#### REQUIRED WORK:
Transcribe all the entries word for word, but omit the images.
━━━━━ RECORDS FOR THIS TASK ━━━━━
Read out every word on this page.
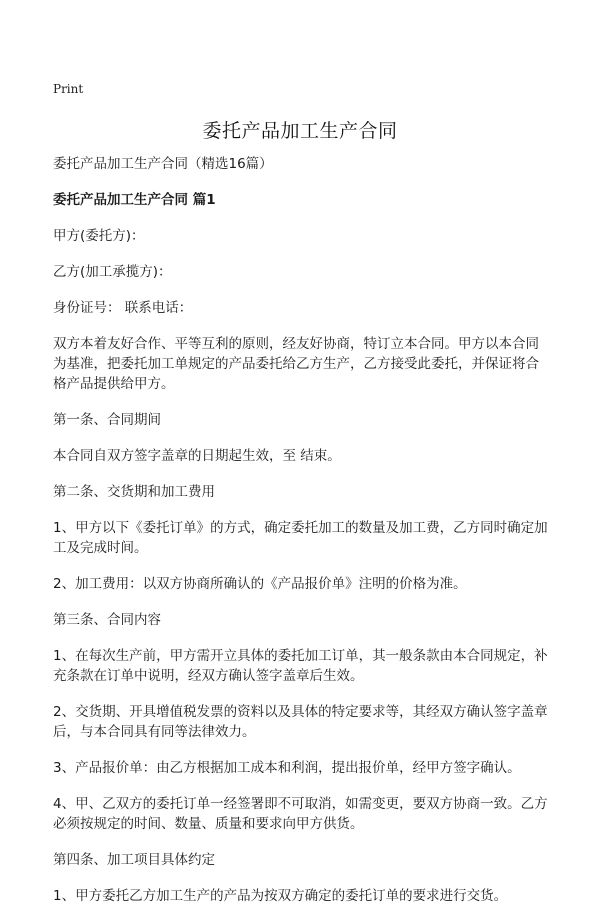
Print
委托产品加工生产合同

委托产品加工生产合同（精选16篇）

委托产品加工生产合同 篇1

甲方(委托方)：

乙方(加工承揽方)：

身份证号： 联系电话：

双方本着友好合作、平等互利的原则，经友好协商，特订立本合同。甲方以本合同为基准，把委托加工单规定的产品委托给乙方生产，乙方接受此委托，并保证将合格产品提供给甲方。

第一条、合同期间

本合同自双方签字盖章的日期起生效，至 结束。

第二条、交货期和加工费用

1、甲方以下《委托订单》的方式，确定委托加工的数量及加工费，乙方同时确定加工及完成时间。

2、加工费用：以双方协商所确认的《产品报价单》注明的价格为准。

第三条、合同内容

1、在每次生产前，甲方需开立具体的委托加工订单，其一般条款由本合同规定，补充条款在订单中说明，经双方确认签字盖章后生效。

2、交货期、开具增值税发票的资料以及具体的特定要求等，其经双方确认签字盖章后，与本合同具有同等法律效力。

3、产品报价单：由乙方根据加工成本和利润，提出报价单，经甲方签字确认。

4、甲、乙双方的委托订单一经签署即不可取消，如需变更，要双方协商一致。乙方必须按规定的时间、数量、质量和要求向甲方供货。

第四条、加工项目具体约定

1、甲方委托乙方加工生产的产品为按双方确定的委托订单的要求进行交货。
━━━━━
#### EXERCISE OUTPUT:
Read out every word on this page.
Print
委托产品加工生产合同

委托产品加工生产合同（精选16篇）

委托产品加工生产合同 篇1

甲方(委托方)：

乙方(加工承揽方)：

身份证号： 联系电话：

双方本着友好合作、平等互利的原则，经友好协商，特订立本合同。甲方以本合同为基准，把委托加工单规定的产品委托给乙方生产，乙方接受此委托，并保证将合格产品提供给甲方。

第一条、合同期间

本合同自双方签字盖章的日期起生效，至 结束。

第二条、交货期和加工费用

1、甲方以下《委托订单》的方式，确定委托加工的数量及加工费，乙方同时确定加工及完成时间。

2、加工费用：以双方协商所确认的《产品报价单》注明的价格为准。

第三条、合同内容

1、在每次生产前，甲方需开立具体的委托加工订单，其一般条款由本合同规定，补充条款在订单中说明，经双方确认签字盖章后生效。

2、交货期、开具增值税发票的资料以及具体的特定要求等，其经双方确认签字盖章后，与本合同具有同等法律效力。

3、产品报价单：由乙方根据加工成本和利润，提出报价单，经甲方签字确认。

4、甲、乙双方的委托订单一经签署即不可取消，如需变更，要双方协商一致。乙方必须按规定的时间、数量、质量和要求向甲方供货。

第四条、加工项目具体约定

1、甲方委托乙方加工生产的产品为按双方确定的委托订单的要求进行交货。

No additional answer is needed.